Your instructions: Please write out the complete listing that follows, exactly as it reads.
##### Supplied material #####
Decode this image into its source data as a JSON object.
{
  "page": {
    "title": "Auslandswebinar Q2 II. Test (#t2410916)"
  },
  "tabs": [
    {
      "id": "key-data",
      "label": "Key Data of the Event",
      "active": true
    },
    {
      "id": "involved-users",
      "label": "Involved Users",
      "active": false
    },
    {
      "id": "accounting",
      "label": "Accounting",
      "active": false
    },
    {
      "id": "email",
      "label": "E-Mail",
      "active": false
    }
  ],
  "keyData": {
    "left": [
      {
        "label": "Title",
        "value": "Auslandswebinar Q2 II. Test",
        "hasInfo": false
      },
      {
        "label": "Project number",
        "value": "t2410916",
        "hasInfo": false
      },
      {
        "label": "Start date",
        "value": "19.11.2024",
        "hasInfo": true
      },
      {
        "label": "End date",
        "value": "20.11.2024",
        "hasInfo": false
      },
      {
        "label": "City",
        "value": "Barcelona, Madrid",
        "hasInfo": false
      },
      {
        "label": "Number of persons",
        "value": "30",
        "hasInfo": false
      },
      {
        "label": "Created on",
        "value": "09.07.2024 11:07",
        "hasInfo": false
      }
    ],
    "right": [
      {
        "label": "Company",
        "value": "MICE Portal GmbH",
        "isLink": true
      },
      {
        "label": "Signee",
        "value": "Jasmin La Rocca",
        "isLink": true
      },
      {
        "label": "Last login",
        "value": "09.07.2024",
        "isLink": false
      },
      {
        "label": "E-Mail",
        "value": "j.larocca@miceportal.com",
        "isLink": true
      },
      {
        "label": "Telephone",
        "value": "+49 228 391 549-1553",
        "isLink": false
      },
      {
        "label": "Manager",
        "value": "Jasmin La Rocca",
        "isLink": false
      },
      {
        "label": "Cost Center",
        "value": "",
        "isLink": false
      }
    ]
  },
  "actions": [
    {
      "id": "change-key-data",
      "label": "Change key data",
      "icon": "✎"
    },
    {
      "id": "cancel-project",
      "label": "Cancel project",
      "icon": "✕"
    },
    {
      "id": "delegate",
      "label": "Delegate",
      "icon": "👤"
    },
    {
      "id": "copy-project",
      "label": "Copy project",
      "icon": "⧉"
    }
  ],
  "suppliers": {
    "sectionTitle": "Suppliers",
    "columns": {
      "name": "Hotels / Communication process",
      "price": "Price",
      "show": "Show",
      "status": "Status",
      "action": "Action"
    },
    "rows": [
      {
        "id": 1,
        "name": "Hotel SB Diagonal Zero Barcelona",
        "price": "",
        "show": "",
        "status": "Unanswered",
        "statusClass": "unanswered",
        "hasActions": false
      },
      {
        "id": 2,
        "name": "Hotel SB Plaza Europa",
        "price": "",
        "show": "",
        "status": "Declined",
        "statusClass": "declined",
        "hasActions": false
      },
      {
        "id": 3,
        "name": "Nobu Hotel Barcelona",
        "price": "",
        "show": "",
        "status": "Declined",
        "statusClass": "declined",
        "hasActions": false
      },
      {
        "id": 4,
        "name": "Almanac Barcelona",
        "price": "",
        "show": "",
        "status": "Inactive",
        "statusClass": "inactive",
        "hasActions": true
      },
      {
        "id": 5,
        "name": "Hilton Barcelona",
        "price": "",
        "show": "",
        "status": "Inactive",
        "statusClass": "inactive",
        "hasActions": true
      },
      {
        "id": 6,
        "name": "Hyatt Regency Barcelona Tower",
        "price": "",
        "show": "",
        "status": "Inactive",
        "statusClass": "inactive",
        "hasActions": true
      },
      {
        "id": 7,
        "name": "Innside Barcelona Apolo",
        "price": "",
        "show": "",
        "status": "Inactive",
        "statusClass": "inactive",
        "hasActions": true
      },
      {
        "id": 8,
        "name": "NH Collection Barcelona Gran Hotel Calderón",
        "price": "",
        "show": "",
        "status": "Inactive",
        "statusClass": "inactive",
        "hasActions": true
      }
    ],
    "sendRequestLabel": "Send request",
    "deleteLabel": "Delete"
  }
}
#####
The response:
Decode this image into its source data as a JSON object.
{
  "page": {
    "title": "Auslandswebinar Q2 II. Test (#t2410916)"
  },
  "tabs": [
    {
      "id": "key-data",
      "label": "Key Data of the Event",
      "active": true
    },
    {
      "id": "involved-users",
      "label": "Involved Users",
      "active": false
    },
    {
      "id": "accounting",
      "label": "Accounting",
      "active": false
    },
    {
      "id": "email",
      "label": "E-Mail",
      "active": false
    }
  ],
  "keyData": {
    "left": [
      {
        "label": "Title",
        "value": "Auslandswebinar Q2 II. Test",
        "hasInfo": false
      },
      {
        "label": "Project number",
        "value": "t2410916",
        "hasInfo": false
      },
      {
        "label": "Start date",
        "value": "19.11.2024",
        "hasInfo": true
      },
      {
        "label": "End date",
        "value": "20.11.2024",
        "hasInfo": false
      },
      {
        "label": "City",
        "value": "Barcelona, Madrid",
        "hasInfo": false
      },
      {
        "label": "Number of persons",
        "value": "30",
        "hasInfo": false
      },
      {
        "label": "Created on",
        "value": "09.07.2024 11:07",
        "hasInfo": false
      }
    ],
    "right": [
      {
        "label": "Company",
        "value": "MICE Portal GmbH",
        "isLink": true
      },
      {
        "label": "Signee",
        "value": "Jasmin La Rocca",
        "isLink": true
      },
      {
        "label": "Last login",
        "value": "09.07.2024",
        "isLink": false
      },
      {
        "label": "E-Mail",
        "value": "j.larocca@miceportal.com",
        "isLink": true
      },
      {
        "label": "Telephone",
        "value": "+49 228 391 549-1553",
        "isLink": false
      },
      {
        "label": "Manager",
        "value": "Jasmin La Rocca",
        "isLink": false
      },
      {
        "label": "Cost Center",
        "value": "",
        "isLink": false
      }
    ]
  },
  "actions": [
    {
      "id": "change-key-data",
      "label": "Change key data",
      "icon": "✎"
    },
    {
      "id": "cancel-project",
      "label": "Cancel project",
      "icon": "✕"
    },
    {
      "id": "delegate",
      "label": "Delegate",
      "icon": "👤"
    },
    {
      "id": "copy-project",
      "label": "Copy project",
      "icon": "⧉"
    }
  ],
  "suppliers": {
    "sectionTitle": "Suppliers",
    "columns": {
      "name": "Hotels / Communication process",
      "price": "Price",
      "show": "Show",
      "status": "Status",
      "action": "Action"
    },
    "rows": [
      {
        "id": 1,
        "name": "Hotel SB Diagonal Zero Barcelona",
        "price": "",
        "show": "",
        "status": "Unanswered",
        "statusClass": "unanswered",
        "hasActions": false
      },
      {
        "id": 2,
        "name": "Hotel SB Plaza Europa",
        "price": "",
        "show": "",
        "status": "Declined",
        "statusClass": "declined",
        "hasActions": false
      },
      {
        "id": 3,
        "name": "Nobu Hotel Barcelona",
        "price": "",
        "show": "",
        "status": "Declined",
        "statusClass": "declined",
        "hasActions": false
      },
      {
        "id": 4,
        "name": "Almanac Barcelona",
        "price": "",
        "show": "",
        "status": "Inactive",
        "statusClass": "inactive",
        "hasActions": true
      },
      {
        "id": 5,
        "name": "Hilton Barcelona",
        "price": "",
        "show": "",
        "status": "Inactive",
        "statusClass": "inactive",
        "hasActions": true
      },
      {
        "id": 6,
        "name": "Hyatt Regency Barcelona Tower",
        "price": "",
        "show": "",
        "status": "Inactive",
        "statusClass": "inactive",
        "hasActions": true
      },
      {
        "id": 7,
        "name": "Innside Barcelona Apolo",
        "price": "",
        "show": "",
        "status": "Inactive",
        "statusClass": "inactive",
        "hasActions": true
      },
      {
        "id": 8,
        "name": "NH Collection Barcelona Gran Hotel Calderón",
        "price": "",
        "show": "",
        "status": "Inactive",
        "statusClass": "inactive",
        "hasActions": true
      }
    ],
    "sendRequestLabel": "Send request",
    "deleteLabel": "Delete"
  }
}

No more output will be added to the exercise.